> [DATASET RECORDS]
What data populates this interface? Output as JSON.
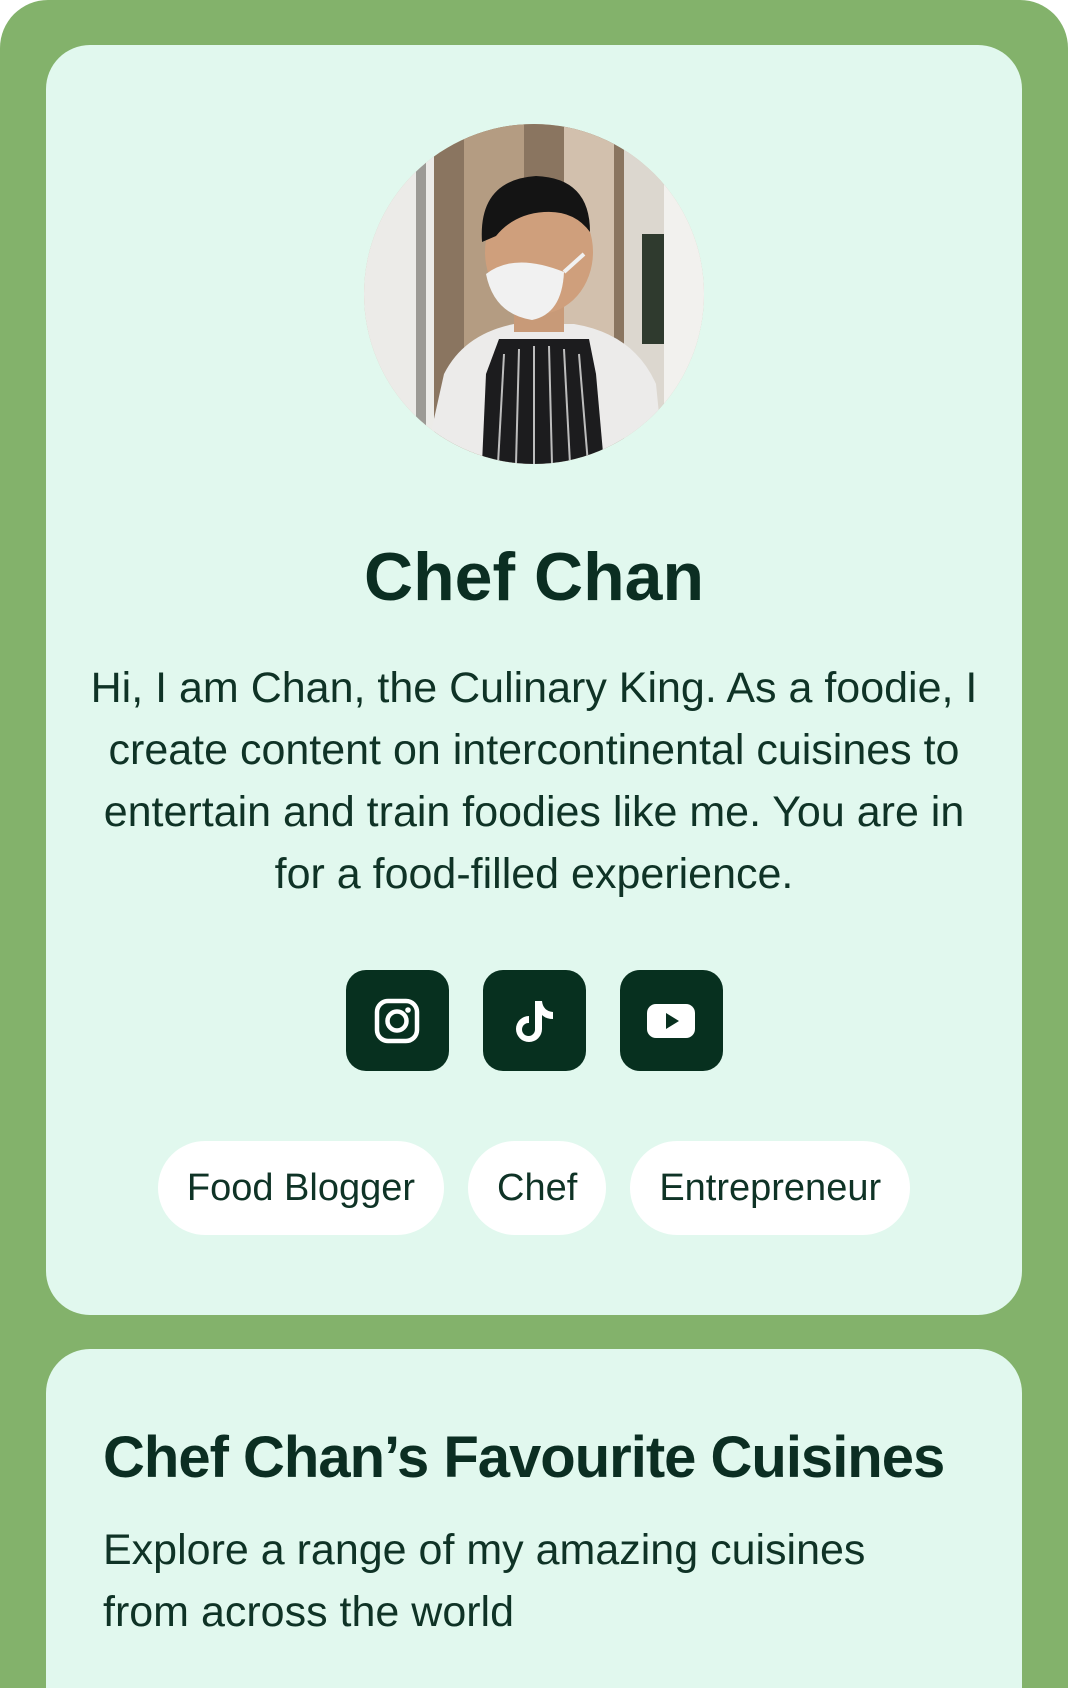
{
  "profile": {
    "avatar_alt": "Chef wearing a face mask and striped apron",
    "name": "Chef Chan",
    "bio": "Hi, I am Chan, the Culinary King. As a foodie, I create content on intercontinental cuisines to entertain and train foodies like me. You are in for a food-filled experience.",
    "socials": [
      {
        "icon": "instagram-icon"
      },
      {
        "icon": "tiktok-icon"
      },
      {
        "icon": "youtube-icon"
      }
    ],
    "tags": [
      "Food Blogger",
      "Chef",
      "Entrepreneur"
    ]
  },
  "cuisines": {
    "title": "Chef Chan’s Favourite Cuisines",
    "subtitle": "Explore a range of my amazing cuisines from across the world"
  },
  "colors": {
    "frame": "#83b26b",
    "card": "#e1f8ee",
    "dark": "#07301f",
    "tag_bg": "#ffffff"
  }
}
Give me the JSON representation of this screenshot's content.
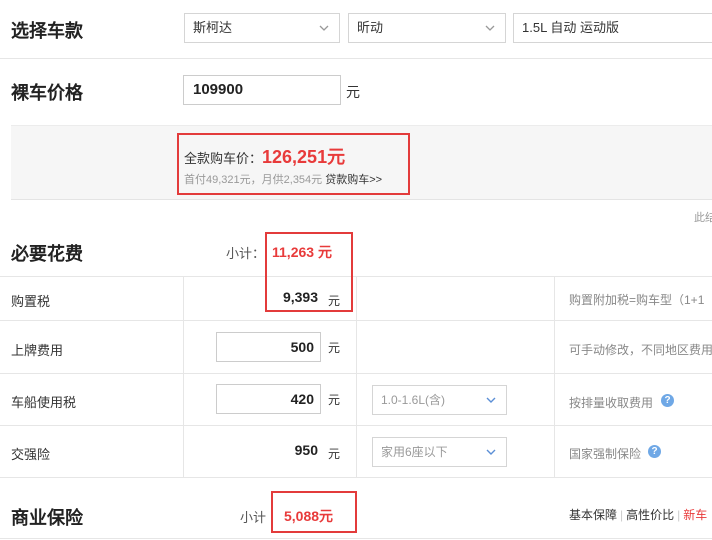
{
  "select_car": {
    "title": "选择车款",
    "brand": "斯柯达",
    "model": "昕动",
    "trim": "1.5L 自动 运动版"
  },
  "bare_price": {
    "title": "裸车价格",
    "value": "109900",
    "unit": "元"
  },
  "summary": {
    "full_price_label": "全款购车价：",
    "full_price_value": "126,251元",
    "loan_text": "首付49,321元，月供2,354元",
    "loan_link": "贷款购车>>"
  },
  "right_cut_text": "此结",
  "required_fees": {
    "title": "必要花费",
    "subtotal_label": "小计：",
    "subtotal_value": "11,263 元",
    "rows": [
      {
        "label": "购置税",
        "value": "9,393",
        "unit": "元",
        "note": "购置附加税=购车型（1+1"
      },
      {
        "label": "上牌费用",
        "value": "500",
        "unit": "元",
        "note": "可手动修改，不同地区费用"
      },
      {
        "label": "车船使用税",
        "value": "420",
        "unit": "元",
        "option": "1.0-1.6L(含)",
        "note": "按排量收取费用"
      },
      {
        "label": "交强险",
        "value": "950",
        "unit": "元",
        "option": "家用6座以下",
        "note": "国家强制保险"
      }
    ]
  },
  "commercial_insurance": {
    "title": "商业保险",
    "subtotal_label": "小计",
    "subtotal_value": "5,088元",
    "plans": [
      "基本保障",
      "高性价比",
      "新车"
    ]
  },
  "colors": {
    "accent_red": "#e83a3a",
    "box_red": "#e33b3b",
    "help_blue": "#6fa8e6"
  }
}
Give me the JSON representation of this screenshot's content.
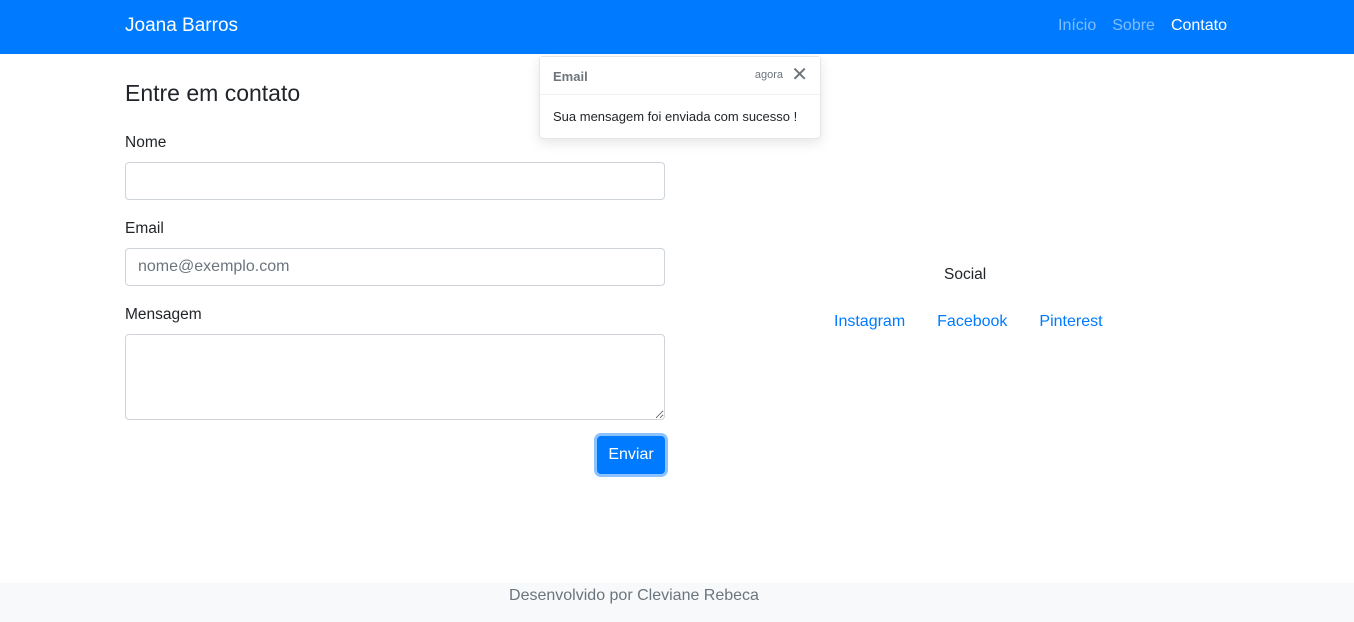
{
  "navbar": {
    "brand": "Joana Barros",
    "links": [
      "Início",
      "Sobre",
      "Contato"
    ],
    "active": "Contato",
    "color": "#007bff"
  },
  "form": {
    "title": "Entre em contato",
    "name_label": "Nome",
    "name_value": "",
    "email_label": "Email",
    "email_placeholder": "nome@exemplo.com",
    "message_label": "Mensagem",
    "message_value": "",
    "submit_label": "Enviar"
  },
  "social": {
    "title": "Social",
    "links": [
      "Instagram",
      "Facebook",
      "Pinterest"
    ]
  },
  "toast": {
    "title": "Email",
    "time": "agora",
    "close_icon": "close-icon",
    "body": "Sua mensagem foi enviada com sucesso !"
  },
  "footer": {
    "text": "Desenvolvido por Cleviane Rebeca"
  }
}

> [WHAT YOU HAVE TO DO] Pictures excluded, quote all the data above exactly.

> [RESULT OF THIS EXERCISE]
What data populates this interface? Output as JSON.
{
  "profile": {
    "avatar_alt": "Chef wearing a face mask and striped apron",
    "name": "Chef Chan",
    "bio": "Hi, I am Chan, the Culinary King. As a foodie, I create content on intercontinental cuisines to entertain and train foodies like me. You are in for a food-filled experience.",
    "socials": [
      {
        "icon": "instagram-icon"
      },
      {
        "icon": "tiktok-icon"
      },
      {
        "icon": "youtube-icon"
      }
    ],
    "tags": [
      "Food Blogger",
      "Chef",
      "Entrepreneur"
    ]
  },
  "cuisines": {
    "title": "Chef Chan’s Favourite Cuisines",
    "subtitle": "Explore a range of my amazing cuisines from across the world"
  },
  "colors": {
    "frame": "#83b26b",
    "card": "#e1f8ee",
    "dark": "#07301f",
    "tag_bg": "#ffffff"
  }
}
Give me the JSON representation of this screenshot's content.
{
  "select_car": {
    "title": "选择车款",
    "brand": "斯柯达",
    "model": "昕动",
    "trim": "1.5L 自动 运动版"
  },
  "bare_price": {
    "title": "裸车价格",
    "value": "109900",
    "unit": "元"
  },
  "summary": {
    "full_price_label": "全款购车价：",
    "full_price_value": "126,251元",
    "loan_text": "首付49,321元，月供2,354元",
    "loan_link": "贷款购车>>"
  },
  "right_cut_text": "此结",
  "required_fees": {
    "title": "必要花费",
    "subtotal_label": "小计：",
    "subtotal_value": "11,263 元",
    "rows": [
      {
        "label": "购置税",
        "value": "9,393",
        "unit": "元",
        "note": "购置附加税=购车型（1+1"
      },
      {
        "label": "上牌费用",
        "value": "500",
        "unit": "元",
        "note": "可手动修改，不同地区费用"
      },
      {
        "label": "车船使用税",
        "value": "420",
        "unit": "元",
        "option": "1.0-1.6L(含)",
        "note": "按排量收取费用"
      },
      {
        "label": "交强险",
        "value": "950",
        "unit": "元",
        "option": "家用6座以下",
        "note": "国家强制保险"
      }
    ]
  },
  "commercial_insurance": {
    "title": "商业保险",
    "subtotal_label": "小计",
    "subtotal_value": "5,088元",
    "plans": [
      "基本保障",
      "高性价比",
      "新车"
    ]
  },
  "colors": {
    "accent_red": "#e83a3a",
    "box_red": "#e33b3b",
    "help_blue": "#6fa8e6"
  }
}
Give me the JSON representation of this screenshot's content.
{
  "navbar": {
    "brand": "Joana Barros",
    "links": [
      "Início",
      "Sobre",
      "Contato"
    ],
    "active": "Contato",
    "color": "#007bff"
  },
  "form": {
    "title": "Entre em contato",
    "name_label": "Nome",
    "name_value": "",
    "email_label": "Email",
    "email_placeholder": "nome@exemplo.com",
    "message_label": "Mensagem",
    "message_value": "",
    "submit_label": "Enviar"
  },
  "social": {
    "title": "Social",
    "links": [
      "Instagram",
      "Facebook",
      "Pinterest"
    ]
  },
  "toast": {
    "title": "Email",
    "time": "agora",
    "close_icon": "close-icon",
    "body": "Sua mensagem foi enviada com sucesso !"
  },
  "footer": {
    "text": "Desenvolvido por Cleviane Rebeca"
  }
}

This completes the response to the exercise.